**Task**:
Copy each line in which the string "ylabel" occurs.

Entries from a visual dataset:
- - - -

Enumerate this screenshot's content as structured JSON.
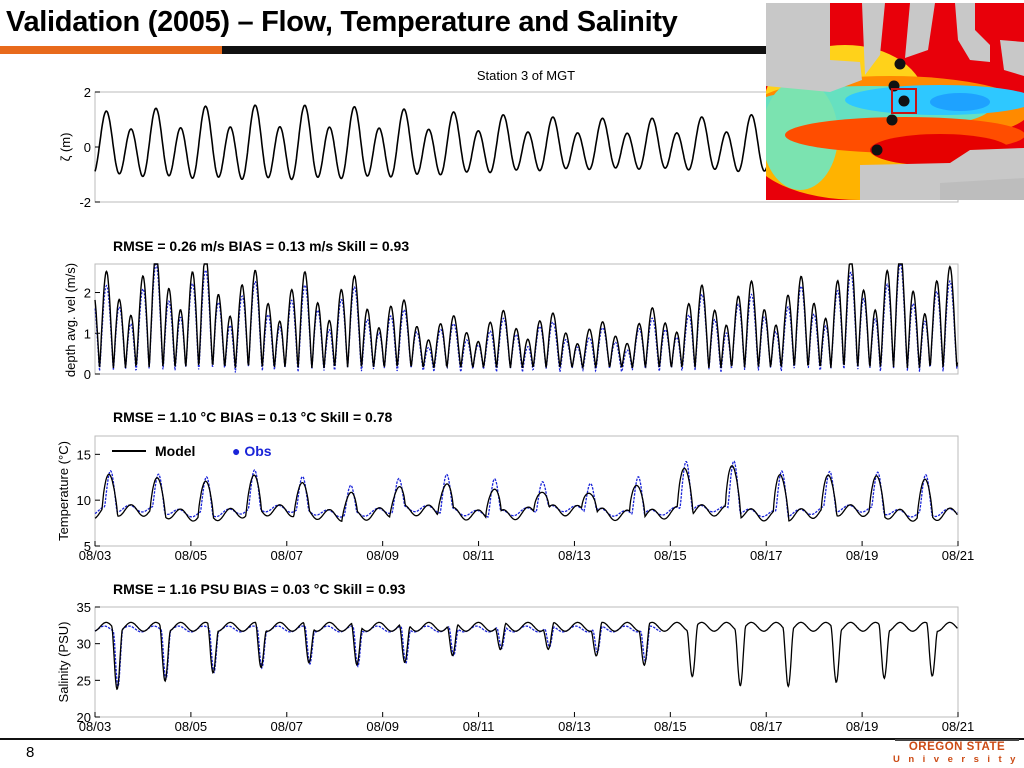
{
  "slide": {
    "title": "Validation (2005) – Flow, Temperature and Salinity",
    "slide_number": "8",
    "logo_line1": "OREGON STATE",
    "logo_line2": "University"
  },
  "colors": {
    "model": "#000000",
    "obs": "#1a24d8",
    "title_orange": "#e86a1c"
  },
  "chart_data": [
    {
      "type": "line",
      "title": "Station 3 of MGT",
      "ylabel": "ζ (m)",
      "ylim": [
        -2,
        2
      ],
      "yticks": [
        2,
        0,
        -2
      ],
      "xlim": [
        3,
        21
      ],
      "series": [
        {
          "kind": "model",
          "signal": "tidal elevation"
        }
      ]
    },
    {
      "type": "line",
      "stats": "RMSE = 0.26 m/s   BIAS = 0.13 m/s   Skill = 0.93",
      "ylabel": "depth avg. vel (m/s)",
      "ylim": [
        0,
        2.7
      ],
      "yticks": [
        0,
        1,
        2
      ],
      "xlim": [
        3,
        21
      ],
      "series": [
        {
          "kind": "model"
        },
        {
          "kind": "obs"
        }
      ]
    },
    {
      "type": "line",
      "stats": "RMSE = 1.10 °C   BIAS = 0.13 °C   Skill = 0.78",
      "ylabel": "Temperature (°C)",
      "ylim": [
        5,
        17
      ],
      "yticks": [
        15,
        10,
        5
      ],
      "xlim": [
        3,
        21
      ],
      "xticks": [
        "08/03",
        "08/05",
        "08/07",
        "08/09",
        "08/11",
        "08/13",
        "08/15",
        "08/17",
        "08/19",
        "08/21"
      ],
      "legend": {
        "model": "Model",
        "obs": "● Obs"
      },
      "series": [
        {
          "kind": "model"
        },
        {
          "kind": "obs"
        }
      ]
    },
    {
      "type": "line",
      "stats": "RMSE = 1.16 PSU  BIAS = 0.03 °C   Skill = 0.93",
      "ylabel": "Salinity (PSU)",
      "ylim": [
        20,
        35
      ],
      "yticks": [
        35,
        30,
        25,
        20
      ],
      "xlim": [
        3,
        21
      ],
      "xticks": [
        "08/03",
        "08/05",
        "08/07",
        "08/09",
        "08/11",
        "08/13",
        "08/15",
        "08/17",
        "08/19",
        "08/21"
      ],
      "obs_end_day": 14.8,
      "series": [
        {
          "kind": "model"
        },
        {
          "kind": "obs"
        }
      ]
    }
  ]
}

- - - -

**Final result**:
      "ylabel": "ζ (m)",
      "ylabel": "depth avg. vel (m/s)",
      "ylabel": "Temperature (°C)",
      "ylabel": "Salinity (PSU)",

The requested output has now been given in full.